* start *
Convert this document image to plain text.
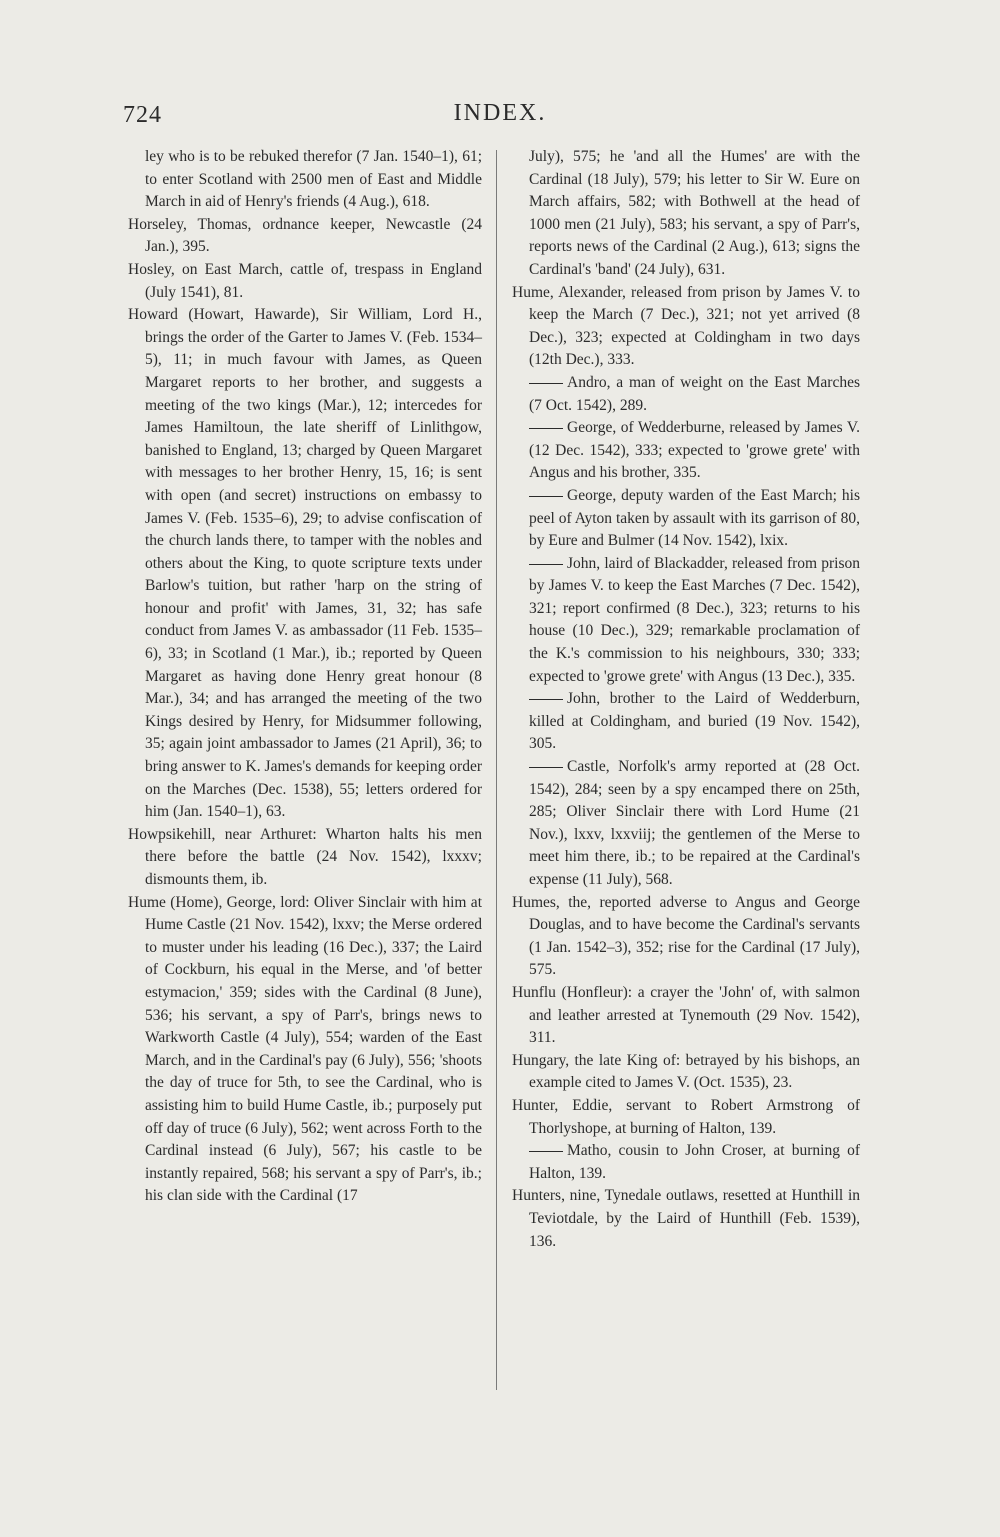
724	INDEX.

ley who is to be rebuked therefor (7 Jan. 1540–1), 61; to enter Scotland with 2500 men of East and Middle March in aid of Henry's friends (4 Aug.), 618.

Horseley, Thomas, ordnance keeper, Newcastle (24 Jan.), 395.

Hosley, on East March, cattle of, trespass in England (July 1541), 81.

Howard (Howart, Hawarde), Sir William, Lord H., brings the order of the Garter to James V. (Feb. 1534–5), 11; in much favour with James, as Queen Margaret reports to her brother, and suggests a meeting of the two kings (Mar.), 12; intercedes for James Hamiltoun, the late sheriff of Linlithgow, banished to England, 13; charged by Queen Margaret with messages to her brother Henry, 15, 16; is sent with open (and secret) instructions on embassy to James V. (Feb. 1535–6), 29; to advise confiscation of the church lands there, to tamper with the nobles and others about the King, to quote scripture texts under Barlow's tuition, but rather 'harp on the string of honour and profit' with James, 31, 32; has safe conduct from James V. as ambassador (11 Feb. 1535–6), 33; in Scotland (1 Mar.), ib.; reported by Queen Margaret as having done Henry great honour (8 Mar.), 34; and has arranged the meeting of the two Kings desired by Henry, for Midsummer following, 35; again joint ambassador to James (21 April), 36; to bring answer to K. James's demands for keeping order on the Marches (Dec. 1538), 55; letters ordered for him (Jan. 1540–1), 63.

Howpsikehill, near Arthuret: Wharton halts his men there before the battle (24 Nov. 1542), lxxxv; dismounts them, ib.

Hume (Home), George, lord: Oliver Sinclair with him at Hume Castle (21 Nov. 1542), lxxv; the Merse ordered to muster under his leading (16 Dec.), 337; the Laird of Cockburn, his equal in the Merse, and 'of better estymacion,' 359; sides with the Cardinal (8 June), 536; his servant, a spy of Parr's, brings news to Warkworth Castle (4 July), 554; warden of the East March, and in the Cardinal's pay (6 July), 556; 'shoots the day of truce for 5th, to see the Cardinal, who is assisting him to build Hume Castle, ib.; purposely put off day of truce (6 July), 562; went across Forth to the Cardinal instead (6 July), 567; his castle to be instantly repaired, 568; his servant a spy of Parr's, ib.; his clan side with the Cardinal (17

July), 575; he 'and all the Humes' are with the Cardinal (18 July), 579; his letter to Sir W. Eure on March affairs, 582; with Bothwell at the head of 1000 men (21 July), 583; his servant, a spy of Parr's, reports news of the Cardinal (2 Aug.), 613; signs the Cardinal's 'band' (24 July), 631.

Hume, Alexander, released from prison by James V. to keep the March (7 Dec.), 321; not yet arrived (8 Dec.), 323; expected at Coldingham in two days (12th Dec.), 333.

Andro, a man of weight on the East Marches (7 Oct. 1542), 289.

George, of Wedderburne, released by James V. (12 Dec. 1542), 333; expected to 'growe grete' with Angus and his brother, 335.

George, deputy warden of the East March; his peel of Ayton taken by assault with its garrison of 80, by Eure and Bulmer (14 Nov. 1542), lxix.

John, laird of Blackadder, released from prison by James V. to keep the East Marches (7 Dec. 1542), 321; report confirmed (8 Dec.), 323; returns to his house (10 Dec.), 329; remarkable proclamation of the K.'s commission to his neighbours, 330; 333; expected to 'growe grete' with Angus (13 Dec.), 335.

John, brother to the Laird of Wedderburn, killed at Coldingham, and buried (19 Nov. 1542), 305.

Castle, Norfolk's army reported at (28 Oct. 1542), 284; seen by a spy encamped there on 25th, 285; Oliver Sinclair there with Lord Hume (21 Nov.), lxxv, lxxviij; the gentlemen of the Merse to meet him there, ib.; to be repaired at the Cardinal's expense (11 July), 568.

Humes, the, reported adverse to Angus and George Douglas, and to have become the Cardinal's servants (1 Jan. 1542–3), 352; rise for the Cardinal (17 July), 575.

Hunflu (Honfleur): a crayer the 'John' of, with salmon and leather arrested at Tynemouth (29 Nov. 1542), 311.

Hungary, the late King of: betrayed by his bishops, an example cited to James V. (Oct. 1535), 23.

Hunter, Eddie, servant to Robert Armstrong of Thorlyshope, at burning of Halton, 139.

Matho, cousin to John Croser, at burning of Halton, 139.

Hunters, nine, Tynedale outlaws, resetted at Hunthill in Teviotdale, by the Laird of Hunthill (Feb. 1539), 136.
* end *
▸ Stated exercise: State only the number of lines in these entries that contain "burning".

▸ Response below: 2